[Data items]
[start]
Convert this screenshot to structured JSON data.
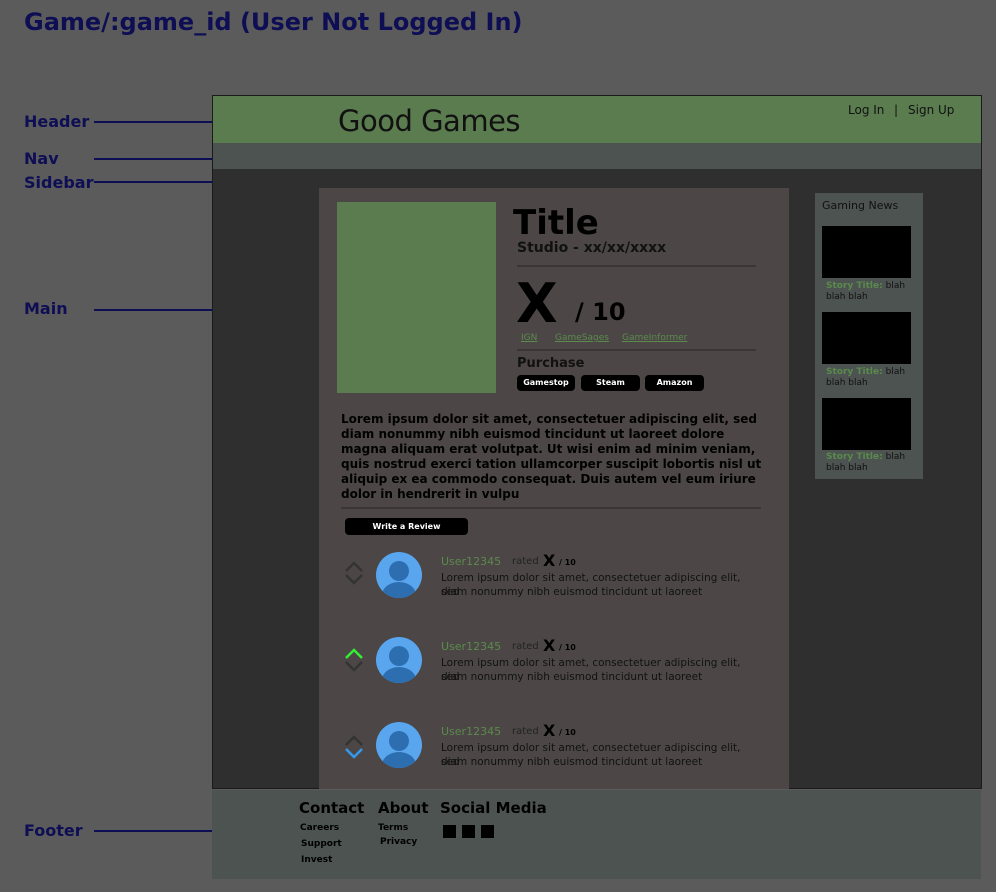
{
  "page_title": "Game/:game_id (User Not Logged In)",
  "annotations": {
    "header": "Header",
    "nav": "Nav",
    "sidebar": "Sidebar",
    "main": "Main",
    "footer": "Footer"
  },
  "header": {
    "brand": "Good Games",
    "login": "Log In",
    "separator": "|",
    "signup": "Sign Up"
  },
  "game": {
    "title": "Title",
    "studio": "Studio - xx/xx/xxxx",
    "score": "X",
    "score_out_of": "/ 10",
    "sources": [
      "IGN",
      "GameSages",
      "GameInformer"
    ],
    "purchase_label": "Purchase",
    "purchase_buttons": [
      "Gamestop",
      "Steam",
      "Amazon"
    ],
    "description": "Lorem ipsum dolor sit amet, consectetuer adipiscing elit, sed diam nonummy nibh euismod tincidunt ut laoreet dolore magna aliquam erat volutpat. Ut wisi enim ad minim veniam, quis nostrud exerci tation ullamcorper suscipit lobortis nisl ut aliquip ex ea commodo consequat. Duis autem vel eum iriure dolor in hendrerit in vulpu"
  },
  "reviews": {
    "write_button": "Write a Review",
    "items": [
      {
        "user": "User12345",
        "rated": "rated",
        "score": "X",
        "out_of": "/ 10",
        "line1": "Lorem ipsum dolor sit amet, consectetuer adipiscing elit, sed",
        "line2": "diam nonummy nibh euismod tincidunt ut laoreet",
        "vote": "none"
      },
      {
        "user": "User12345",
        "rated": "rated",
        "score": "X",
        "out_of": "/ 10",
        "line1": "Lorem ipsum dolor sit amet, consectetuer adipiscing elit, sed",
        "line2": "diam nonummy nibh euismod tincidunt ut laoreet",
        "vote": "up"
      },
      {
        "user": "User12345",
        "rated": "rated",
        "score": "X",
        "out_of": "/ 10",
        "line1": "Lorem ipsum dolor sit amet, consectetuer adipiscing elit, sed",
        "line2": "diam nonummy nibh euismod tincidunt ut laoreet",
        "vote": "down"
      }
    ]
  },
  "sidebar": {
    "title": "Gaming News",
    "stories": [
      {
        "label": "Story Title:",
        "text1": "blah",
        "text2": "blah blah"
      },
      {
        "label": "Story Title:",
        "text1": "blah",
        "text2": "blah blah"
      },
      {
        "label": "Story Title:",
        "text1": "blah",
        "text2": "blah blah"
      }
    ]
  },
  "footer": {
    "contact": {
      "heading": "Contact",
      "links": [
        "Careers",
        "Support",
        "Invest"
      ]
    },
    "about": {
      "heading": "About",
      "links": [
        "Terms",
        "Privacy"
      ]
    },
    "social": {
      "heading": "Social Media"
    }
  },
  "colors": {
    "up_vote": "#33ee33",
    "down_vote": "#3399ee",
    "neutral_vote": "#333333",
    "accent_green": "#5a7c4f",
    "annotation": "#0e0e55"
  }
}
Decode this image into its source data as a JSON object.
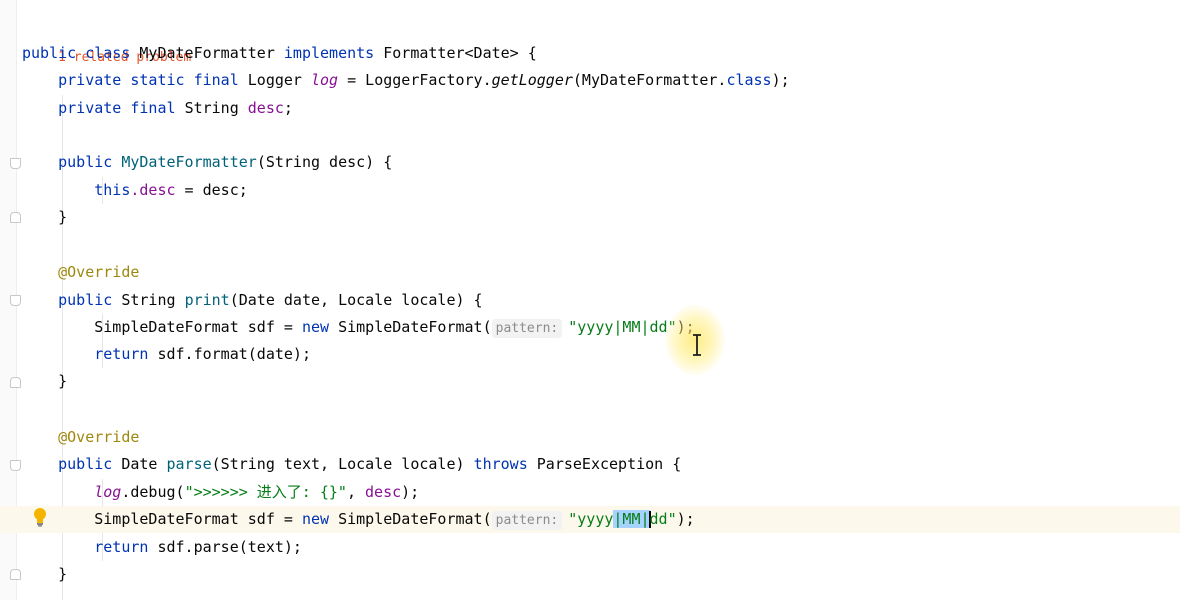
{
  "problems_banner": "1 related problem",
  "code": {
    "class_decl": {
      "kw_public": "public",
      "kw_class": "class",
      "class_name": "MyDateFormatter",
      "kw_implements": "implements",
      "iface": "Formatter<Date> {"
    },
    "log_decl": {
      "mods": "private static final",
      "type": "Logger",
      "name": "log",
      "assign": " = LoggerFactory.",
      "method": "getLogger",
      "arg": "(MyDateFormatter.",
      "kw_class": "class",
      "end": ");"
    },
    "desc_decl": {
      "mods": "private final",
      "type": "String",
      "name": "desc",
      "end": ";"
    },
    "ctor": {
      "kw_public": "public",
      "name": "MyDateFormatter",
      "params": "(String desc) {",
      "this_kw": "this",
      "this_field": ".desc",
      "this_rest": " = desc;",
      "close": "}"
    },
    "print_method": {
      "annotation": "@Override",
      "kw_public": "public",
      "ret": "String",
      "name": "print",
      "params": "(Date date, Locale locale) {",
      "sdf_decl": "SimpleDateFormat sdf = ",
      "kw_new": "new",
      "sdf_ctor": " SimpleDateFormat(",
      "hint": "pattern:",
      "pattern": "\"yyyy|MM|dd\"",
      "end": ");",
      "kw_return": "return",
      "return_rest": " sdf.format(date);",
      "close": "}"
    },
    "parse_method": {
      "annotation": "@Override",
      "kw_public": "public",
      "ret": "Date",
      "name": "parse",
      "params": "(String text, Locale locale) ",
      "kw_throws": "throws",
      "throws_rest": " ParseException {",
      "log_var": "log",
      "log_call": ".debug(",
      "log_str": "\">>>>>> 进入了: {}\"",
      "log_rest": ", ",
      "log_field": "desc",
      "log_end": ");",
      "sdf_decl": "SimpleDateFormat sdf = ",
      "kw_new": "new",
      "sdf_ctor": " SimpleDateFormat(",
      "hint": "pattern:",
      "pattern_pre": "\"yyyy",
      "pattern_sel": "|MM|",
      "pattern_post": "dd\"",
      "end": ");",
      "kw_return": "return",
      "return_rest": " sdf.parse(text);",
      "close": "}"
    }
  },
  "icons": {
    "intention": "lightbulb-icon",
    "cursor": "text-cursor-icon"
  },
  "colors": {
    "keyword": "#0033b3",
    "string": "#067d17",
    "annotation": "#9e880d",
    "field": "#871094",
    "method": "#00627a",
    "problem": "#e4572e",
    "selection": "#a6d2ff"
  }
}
[end]
(TASK REQUIREMENTS) In your copy of the listing above, reproduce each line exactly and omit all pictures.

(ANSWER TO THE TASK)
Convert this screenshot to structured JSON data.
{
  "page_title": "Game/:game_id (User Not Logged In)",
  "annotations": {
    "header": "Header",
    "nav": "Nav",
    "sidebar": "Sidebar",
    "main": "Main",
    "footer": "Footer"
  },
  "header": {
    "brand": "Good Games",
    "login": "Log In",
    "separator": "|",
    "signup": "Sign Up"
  },
  "game": {
    "title": "Title",
    "studio": "Studio - xx/xx/xxxx",
    "score": "X",
    "score_out_of": "/ 10",
    "sources": [
      "IGN",
      "GameSages",
      "GameInformer"
    ],
    "purchase_label": "Purchase",
    "purchase_buttons": [
      "Gamestop",
      "Steam",
      "Amazon"
    ],
    "description": "Lorem ipsum dolor sit amet, consectetuer adipiscing elit, sed diam nonummy nibh euismod tincidunt ut laoreet dolore magna aliquam erat volutpat. Ut wisi enim ad minim veniam, quis nostrud exerci tation ullamcorper suscipit lobortis nisl ut aliquip ex ea commodo consequat. Duis autem vel eum iriure dolor in hendrerit in vulpu"
  },
  "reviews": {
    "write_button": "Write a Review",
    "items": [
      {
        "user": "User12345",
        "rated": "rated",
        "score": "X",
        "out_of": "/ 10",
        "line1": "Lorem ipsum dolor sit amet, consectetuer adipiscing elit, sed",
        "line2": "diam nonummy nibh euismod tincidunt ut laoreet",
        "vote": "none"
      },
      {
        "user": "User12345",
        "rated": "rated",
        "score": "X",
        "out_of": "/ 10",
        "line1": "Lorem ipsum dolor sit amet, consectetuer adipiscing elit, sed",
        "line2": "diam nonummy nibh euismod tincidunt ut laoreet",
        "vote": "up"
      },
      {
        "user": "User12345",
        "rated": "rated",
        "score": "X",
        "out_of": "/ 10",
        "line1": "Lorem ipsum dolor sit amet, consectetuer adipiscing elit, sed",
        "line2": "diam nonummy nibh euismod tincidunt ut laoreet",
        "vote": "down"
      }
    ]
  },
  "sidebar": {
    "title": "Gaming News",
    "stories": [
      {
        "label": "Story Title:",
        "text1": "blah",
        "text2": "blah blah"
      },
      {
        "label": "Story Title:",
        "text1": "blah",
        "text2": "blah blah"
      },
      {
        "label": "Story Title:",
        "text1": "blah",
        "text2": "blah blah"
      }
    ]
  },
  "footer": {
    "contact": {
      "heading": "Contact",
      "links": [
        "Careers",
        "Support",
        "Invest"
      ]
    },
    "about": {
      "heading": "About",
      "links": [
        "Terms",
        "Privacy"
      ]
    },
    "social": {
      "heading": "Social Media"
    }
  },
  "colors": {
    "up_vote": "#33ee33",
    "down_vote": "#3399ee",
    "neutral_vote": "#333333",
    "accent_green": "#5a7c4f",
    "annotation": "#0e0e55"
  }
}
Decode this image into its source data as a JSON object.
{
  "problems_banner": "1 related problem",
  "code": {
    "class_decl": {
      "kw_public": "public",
      "kw_class": "class",
      "class_name": "MyDateFormatter",
      "kw_implements": "implements",
      "iface": "Formatter<Date> {"
    },
    "log_decl": {
      "mods": "private static final",
      "type": "Logger",
      "name": "log",
      "assign": " = LoggerFactory.",
      "method": "getLogger",
      "arg": "(MyDateFormatter.",
      "kw_class": "class",
      "end": ");"
    },
    "desc_decl": {
      "mods": "private final",
      "type": "String",
      "name": "desc",
      "end": ";"
    },
    "ctor": {
      "kw_public": "public",
      "name": "MyDateFormatter",
      "params": "(String desc) {",
      "this_kw": "this",
      "this_field": ".desc",
      "this_rest": " = desc;",
      "close": "}"
    },
    "print_method": {
      "annotation": "@Override",
      "kw_public": "public",
      "ret": "String",
      "name": "print",
      "params": "(Date date, Locale locale) {",
      "sdf_decl": "SimpleDateFormat sdf = ",
      "kw_new": "new",
      "sdf_ctor": " SimpleDateFormat(",
      "hint": "pattern:",
      "pattern": "\"yyyy|MM|dd\"",
      "end": ");",
      "kw_return": "return",
      "return_rest": " sdf.format(date);",
      "close": "}"
    },
    "parse_method": {
      "annotation": "@Override",
      "kw_public": "public",
      "ret": "Date",
      "name": "parse",
      "params": "(String text, Locale locale) ",
      "kw_throws": "throws",
      "throws_rest": " ParseException {",
      "log_var": "log",
      "log_call": ".debug(",
      "log_str": "\">>>>>> 进入了: {}\"",
      "log_rest": ", ",
      "log_field": "desc",
      "log_end": ");",
      "sdf_decl": "SimpleDateFormat sdf = ",
      "kw_new": "new",
      "sdf_ctor": " SimpleDateFormat(",
      "hint": "pattern:",
      "pattern_pre": "\"yyyy",
      "pattern_sel": "|MM|",
      "pattern_post": "dd\"",
      "end": ");",
      "kw_return": "return",
      "return_rest": " sdf.parse(text);",
      "close": "}"
    }
  },
  "icons": {
    "intention": "lightbulb-icon",
    "cursor": "text-cursor-icon"
  },
  "colors": {
    "keyword": "#0033b3",
    "string": "#067d17",
    "annotation": "#9e880d",
    "field": "#871094",
    "method": "#00627a",
    "problem": "#e4572e",
    "selection": "#a6d2ff"
  }
}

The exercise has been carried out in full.